Data records
-.-.-

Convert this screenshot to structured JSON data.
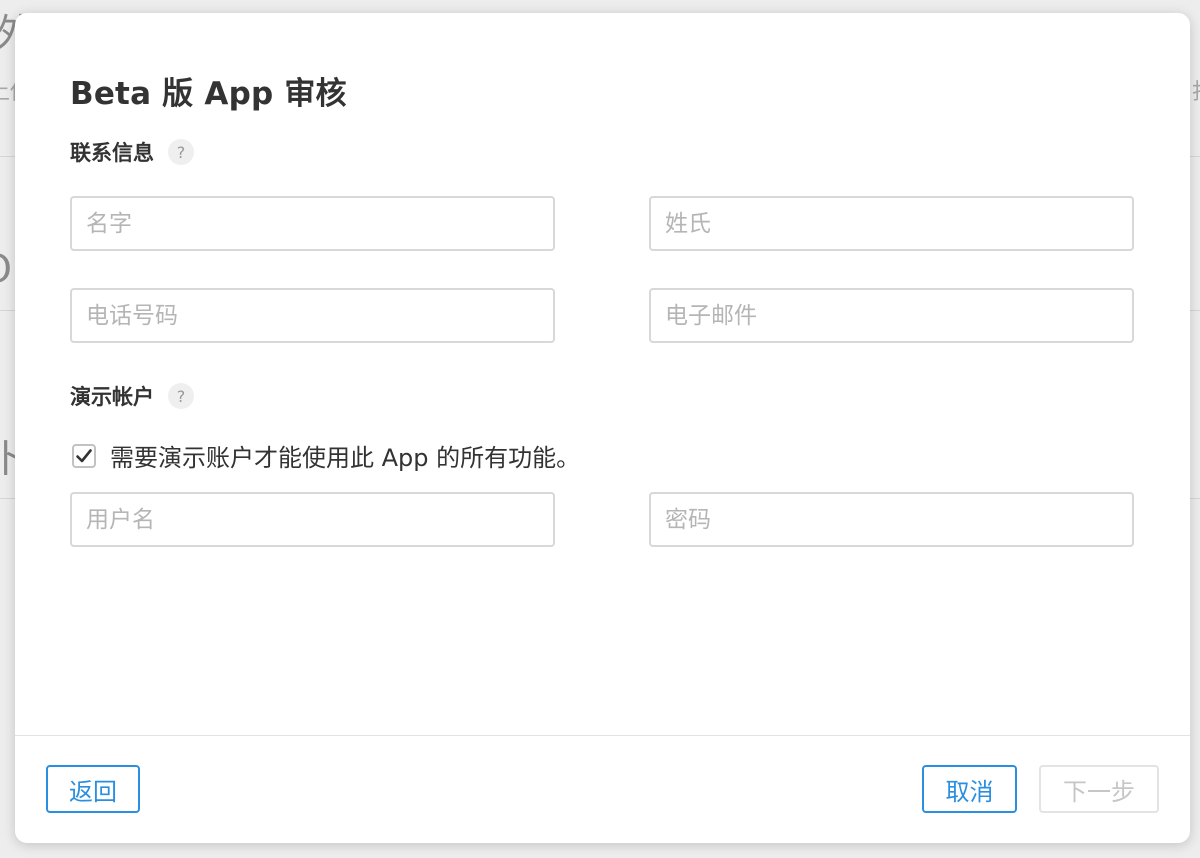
{
  "background": {
    "glyphs": [
      "外",
      "上传",
      "O",
      "卜",
      "打"
    ]
  },
  "modal": {
    "title": "Beta 版 App 审核",
    "contact_section": {
      "label": "联系信息",
      "help_icon": "question-mark-icon",
      "fields": {
        "first_name_placeholder": "名字",
        "last_name_placeholder": "姓氏",
        "phone_placeholder": "电话号码",
        "email_placeholder": "电子邮件"
      }
    },
    "demo_section": {
      "label": "演示帐户",
      "help_icon": "question-mark-icon",
      "checkbox_label": "需要演示账户才能使用此 App 的所有功能。",
      "checkbox_checked": true,
      "fields": {
        "username_placeholder": "用户名",
        "password_placeholder": "密码"
      }
    },
    "footer": {
      "back_label": "返回",
      "cancel_label": "取消",
      "next_label": "下一步",
      "next_disabled": true
    }
  },
  "colors": {
    "accent": "#2a8fe0",
    "text": "#333333",
    "placeholder": "#b5b5b5",
    "border": "#d8d8d8",
    "disabled": "#c6c6c6"
  }
}
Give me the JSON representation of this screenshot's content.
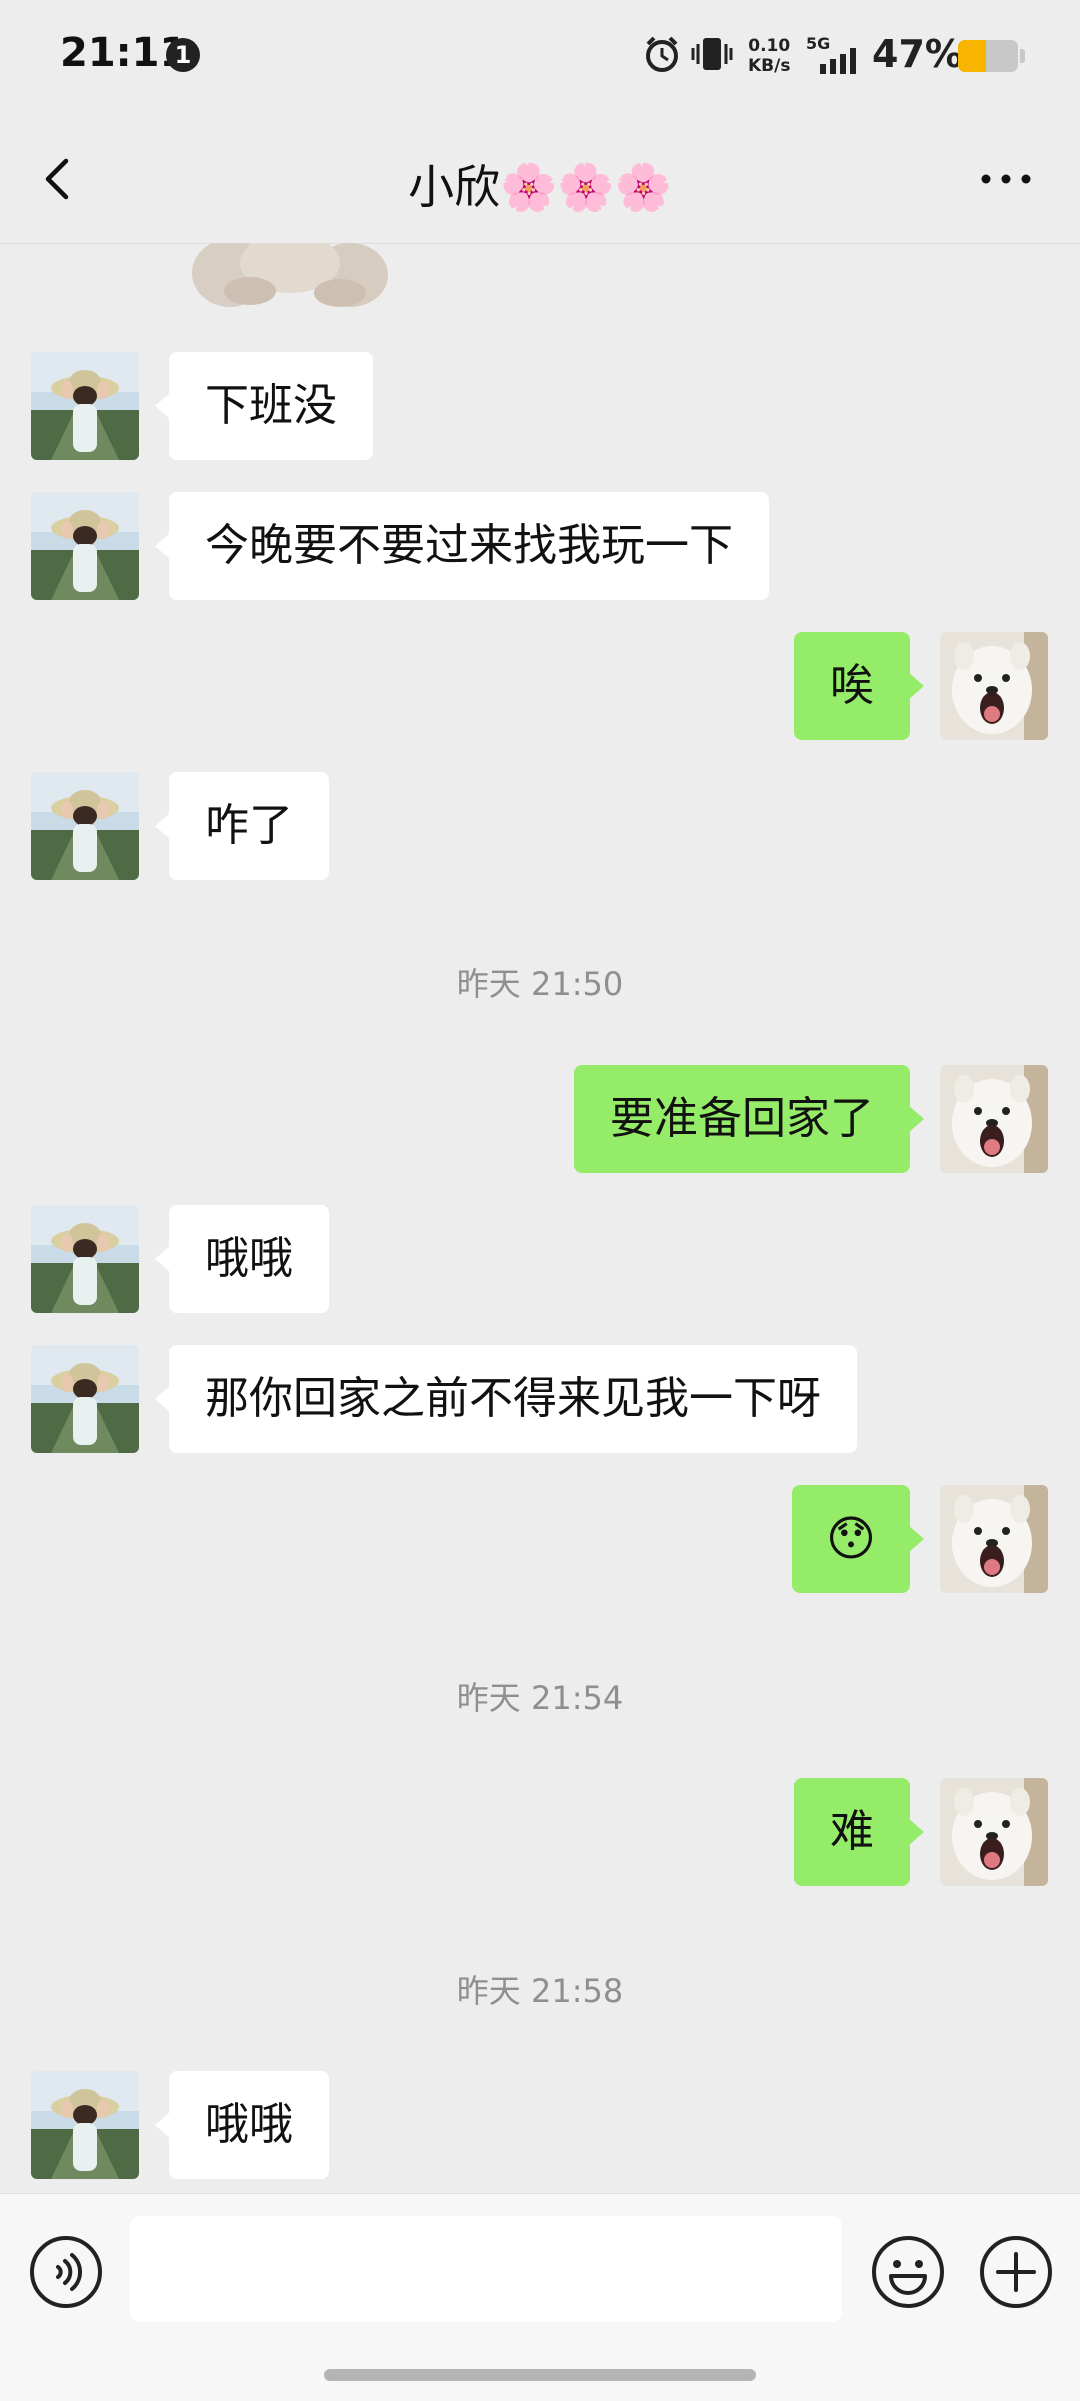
{
  "status_bar": {
    "time": "21:11",
    "notification_count": "1",
    "net_speed_value": "0.10",
    "net_speed_unit": "KB/s",
    "network_type": "5G",
    "battery_percent": "47%",
    "battery_level": 0.47,
    "icons": [
      "alarm-icon",
      "vibrate-icon",
      "signal-icon",
      "battery-icon"
    ]
  },
  "header": {
    "title": "小欣🌸🌸🌸",
    "back_icon": "chevron-left-icon",
    "more_icon": "more-dots-icon"
  },
  "messages": [
    {
      "type": "sticker",
      "from": "contact",
      "description": "bear sticker (partially visible)"
    },
    {
      "type": "text",
      "from": "contact",
      "text": "下班没"
    },
    {
      "type": "text",
      "from": "contact",
      "text": "今晚要不要过来找我玩一下"
    },
    {
      "type": "text",
      "from": "me",
      "text": "唉"
    },
    {
      "type": "text",
      "from": "contact",
      "text": "咋了"
    },
    {
      "type": "time",
      "text": "昨天 21:50"
    },
    {
      "type": "text",
      "from": "me",
      "text": "要准备回家了"
    },
    {
      "type": "text",
      "from": "contact",
      "text": "哦哦"
    },
    {
      "type": "text",
      "from": "contact",
      "text": "那你回家之前不得来见我一下呀"
    },
    {
      "type": "emoji",
      "from": "me",
      "text": "😯"
    },
    {
      "type": "time",
      "text": "昨天 21:54"
    },
    {
      "type": "text",
      "from": "me",
      "text": "难"
    },
    {
      "type": "time",
      "text": "昨天 21:58"
    },
    {
      "type": "text",
      "from": "contact",
      "text": "哦哦"
    }
  ],
  "input_bar": {
    "voice_icon": "voice-icon",
    "text_value": "",
    "emoji_icon": "emoji-icon",
    "plus_icon": "plus-icon"
  },
  "colors": {
    "background": "#ededed",
    "bubble_me": "#95ec69",
    "bubble_contact": "#ffffff",
    "timestamp": "#8f8f8f",
    "battery_fill": "#f7b500"
  }
}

-.-.-

Every line of the data should be copied as it stands, without the images.

Convert this screenshot to structured JSON data.
{
  "background": {
    "glyphs": [
      "外",
      "上传",
      "O",
      "卜",
      "打"
    ]
  },
  "modal": {
    "title": "Beta 版 App 审核",
    "contact_section": {
      "label": "联系信息",
      "help_icon": "question-mark-icon",
      "fields": {
        "first_name_placeholder": "名字",
        "last_name_placeholder": "姓氏",
        "phone_placeholder": "电话号码",
        "email_placeholder": "电子邮件"
      }
    },
    "demo_section": {
      "label": "演示帐户",
      "help_icon": "question-mark-icon",
      "checkbox_label": "需要演示账户才能使用此 App 的所有功能。",
      "checkbox_checked": true,
      "fields": {
        "username_placeholder": "用户名",
        "password_placeholder": "密码"
      }
    },
    "footer": {
      "back_label": "返回",
      "cancel_label": "取消",
      "next_label": "下一步",
      "next_disabled": true
    }
  },
  "colors": {
    "accent": "#2a8fe0",
    "text": "#333333",
    "placeholder": "#b5b5b5",
    "border": "#d8d8d8",
    "disabled": "#c6c6c6"
  }
}
Give me the JSON representation of this screenshot's content.
{
  "status_bar": {
    "time": "21:11",
    "notification_count": "1",
    "net_speed_value": "0.10",
    "net_speed_unit": "KB/s",
    "network_type": "5G",
    "battery_percent": "47%",
    "battery_level": 0.47,
    "icons": [
      "alarm-icon",
      "vibrate-icon",
      "signal-icon",
      "battery-icon"
    ]
  },
  "header": {
    "title": "小欣🌸🌸🌸",
    "back_icon": "chevron-left-icon",
    "more_icon": "more-dots-icon"
  },
  "messages": [
    {
      "type": "sticker",
      "from": "contact",
      "description": "bear sticker (partially visible)"
    },
    {
      "type": "text",
      "from": "contact",
      "text": "下班没"
    },
    {
      "type": "text",
      "from": "contact",
      "text": "今晚要不要过来找我玩一下"
    },
    {
      "type": "text",
      "from": "me",
      "text": "唉"
    },
    {
      "type": "text",
      "from": "contact",
      "text": "咋了"
    },
    {
      "type": "time",
      "text": "昨天 21:50"
    },
    {
      "type": "text",
      "from": "me",
      "text": "要准备回家了"
    },
    {
      "type": "text",
      "from": "contact",
      "text": "哦哦"
    },
    {
      "type": "text",
      "from": "contact",
      "text": "那你回家之前不得来见我一下呀"
    },
    {
      "type": "emoji",
      "from": "me",
      "text": "😯"
    },
    {
      "type": "time",
      "text": "昨天 21:54"
    },
    {
      "type": "text",
      "from": "me",
      "text": "难"
    },
    {
      "type": "time",
      "text": "昨天 21:58"
    },
    {
      "type": "text",
      "from": "contact",
      "text": "哦哦"
    }
  ],
  "input_bar": {
    "voice_icon": "voice-icon",
    "text_value": "",
    "emoji_icon": "emoji-icon",
    "plus_icon": "plus-icon"
  },
  "colors": {
    "background": "#ededed",
    "bubble_me": "#95ec69",
    "bubble_contact": "#ffffff",
    "timestamp": "#8f8f8f",
    "battery_fill": "#f7b500"
  }
}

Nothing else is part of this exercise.